Task goal.
Identify the lines that contain the word "ماهانه", then copy them.

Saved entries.
/---

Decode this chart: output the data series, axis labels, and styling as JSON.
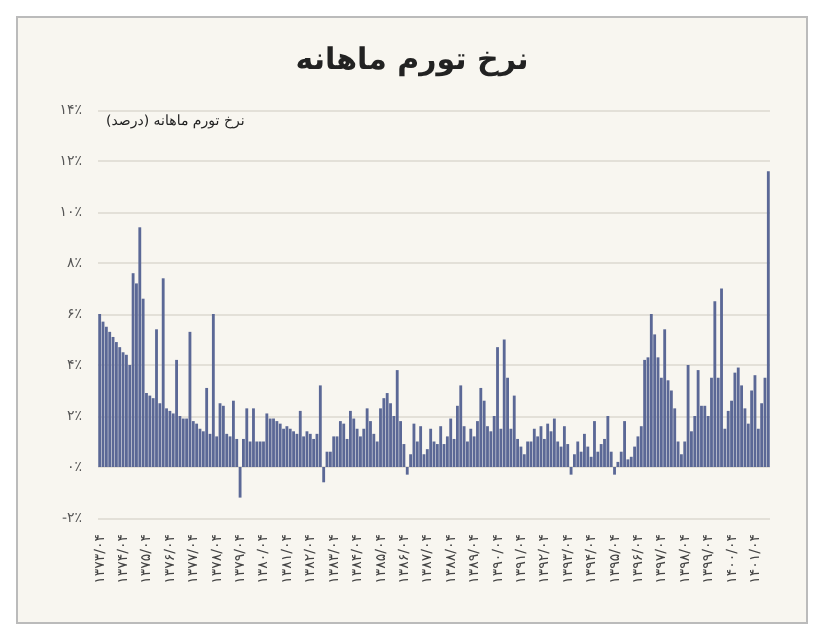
{
  "chart_data": {
    "type": "bar",
    "title": "نرخ تورم ماهانه",
    "ylabel": "نرخ تورم ماهانه (درصد)",
    "color": "#5b6896",
    "categories": [
      "۱۳۷۳/۰۴",
      null,
      null,
      null,
      null,
      null,
      null,
      "۱۳۷۴/۰۴",
      null,
      null,
      null,
      null,
      null,
      null,
      "۱۳۷۵/۰۴",
      null,
      null,
      null,
      null,
      null,
      null,
      "۱۳۷۶/۰۴",
      null,
      null,
      null,
      null,
      null,
      null,
      "۱۳۷۷/۰۴",
      null,
      null,
      null,
      null,
      null,
      null,
      "۱۳۷۸/۰۴",
      null,
      null,
      null,
      null,
      null,
      null,
      "۱۳۷۹/۰۴",
      null,
      null,
      null,
      null,
      null,
      null,
      "۱۳۸۰/۰۴",
      null,
      null,
      null,
      null,
      null,
      null,
      "۱۳۸۱/۰۴",
      null,
      null,
      null,
      null,
      null,
      null,
      "۱۳۸۲/۰۴",
      null,
      null,
      null,
      null,
      null,
      null,
      "۱۳۸۳/۰۴",
      null,
      null,
      null,
      null,
      null,
      null,
      "۱۳۸۴/۰۴",
      null,
      null,
      null,
      null,
      null,
      null,
      "۱۳۸۵/۰۴",
      null,
      null,
      null,
      null,
      null,
      null,
      "۱۳۸۶/۰۴",
      null,
      null,
      null,
      null,
      null,
      null,
      "۱۳۸۷/۰۴",
      null,
      null,
      null,
      null,
      null,
      null,
      "۱۳۸۸/۰۴",
      null,
      null,
      null,
      null,
      null,
      null,
      "۱۳۸۹/۰۴",
      null,
      null,
      null,
      null,
      null,
      null,
      "۱۳۹۰/۰۴",
      null,
      null,
      null,
      null,
      null,
      null,
      "۱۳۹۱/۰۴",
      null,
      null,
      null,
      null,
      null,
      null,
      "۱۳۹۲/۰۴",
      null,
      null,
      null,
      null,
      null,
      null,
      "۱۳۹۳/۰۴",
      null,
      null,
      null,
      null,
      null,
      null,
      "۱۳۹۴/۰۴",
      null,
      null,
      null,
      null,
      null,
      null,
      "۱۳۹۵/۰۴",
      null,
      null,
      null,
      null,
      null,
      null,
      "۱۳۹۶/۰۴",
      null,
      null,
      null,
      null,
      null,
      null,
      "۱۳۹۷/۰۴",
      null,
      null,
      null,
      null,
      null,
      null,
      "۱۳۹۸/۰۴",
      null,
      null,
      null,
      null,
      null,
      null,
      "۱۳۹۹/۰۴",
      null,
      null,
      null,
      null,
      null,
      null,
      "۱۴۰۰/۰۴",
      null,
      null,
      null,
      null,
      null,
      null,
      "۱۴۰۱/۰۴",
      null,
      null,
      null,
      null
    ],
    "values": [
      6.0,
      5.7,
      5.5,
      5.3,
      5.1,
      4.9,
      4.7,
      4.5,
      4.4,
      4.0,
      7.6,
      7.2,
      9.4,
      6.6,
      2.9,
      2.8,
      2.7,
      5.4,
      2.5,
      7.4,
      2.3,
      2.2,
      2.1,
      4.2,
      2.0,
      1.9,
      1.9,
      5.3,
      1.8,
      1.7,
      1.5,
      1.4,
      3.1,
      1.3,
      6.0,
      1.2,
      2.5,
      2.4,
      1.3,
      1.2,
      2.6,
      1.1,
      -1.2,
      1.1,
      2.3,
      1.0,
      2.3,
      1.0,
      1.0,
      1.0,
      2.1,
      1.9,
      1.9,
      1.8,
      1.7,
      1.5,
      1.6,
      1.5,
      1.4,
      1.3,
      2.2,
      1.2,
      1.4,
      1.3,
      1.1,
      1.3,
      3.2,
      -0.6,
      0.6,
      0.6,
      1.2,
      1.2,
      1.8,
      1.7,
      1.1,
      2.2,
      1.9,
      1.5,
      1.2,
      1.5,
      2.3,
      1.8,
      1.3,
      1.0,
      2.3,
      2.7,
      2.9,
      2.5,
      2.0,
      3.8,
      1.8,
      0.9,
      -0.3,
      0.5,
      1.7,
      1.0,
      1.6,
      0.5,
      0.7,
      1.5,
      1.0,
      0.9,
      1.6,
      0.9,
      1.2,
      1.9,
      1.1,
      2.4,
      3.2,
      1.6,
      1.0,
      1.5,
      1.2,
      1.8,
      3.1,
      2.6,
      1.6,
      1.4,
      2.0,
      4.7,
      1.5,
      5.0,
      3.5,
      1.5,
      2.8,
      1.1,
      0.8,
      0.5,
      1.0,
      1.0,
      1.5,
      1.2,
      1.6,
      1.1,
      1.7,
      1.4,
      1.9,
      1.0,
      0.8,
      1.6,
      0.9,
      -0.3,
      0.5,
      1.0,
      0.6,
      1.3,
      0.8,
      0.4,
      1.8,
      0.6,
      0.9,
      1.1,
      2.0,
      0.6,
      -0.3,
      0.2,
      0.6,
      1.8,
      0.3,
      0.4,
      0.8,
      1.2,
      1.6,
      4.2,
      4.3,
      6.0,
      5.2,
      4.3,
      3.5,
      5.4,
      3.4,
      3.0,
      2.3,
      1.0,
      0.5,
      1.0,
      4.0,
      1.4,
      2.0,
      3.8,
      2.4,
      2.4,
      2.0,
      3.5,
      6.5,
      3.5,
      7.0,
      1.5,
      2.2,
      2.6,
      3.7,
      3.9,
      3.2,
      2.3,
      1.7,
      3.0,
      3.6,
      1.5,
      2.5,
      3.5,
      11.6
    ],
    "ylim": [
      -2,
      14
    ],
    "yticks": [
      {
        "value": -2,
        "label": "-۲٪"
      },
      {
        "value": 0,
        "label": "۰٪"
      },
      {
        "value": 2,
        "label": "۲٪"
      },
      {
        "value": 4,
        "label": "۴٪"
      },
      {
        "value": 6,
        "label": "۶٪"
      },
      {
        "value": 8,
        "label": "۸٪"
      },
      {
        "value": 10,
        "label": "۱۰٪"
      },
      {
        "value": 12,
        "label": "۱۲٪"
      },
      {
        "value": 14,
        "label": "۱۴٪"
      }
    ],
    "grid": "y"
  }
}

\---

Finished exercise.
    "title": "نرخ تورم ماهانه",
    "ylabel": "نرخ تورم ماهانه (درصد)",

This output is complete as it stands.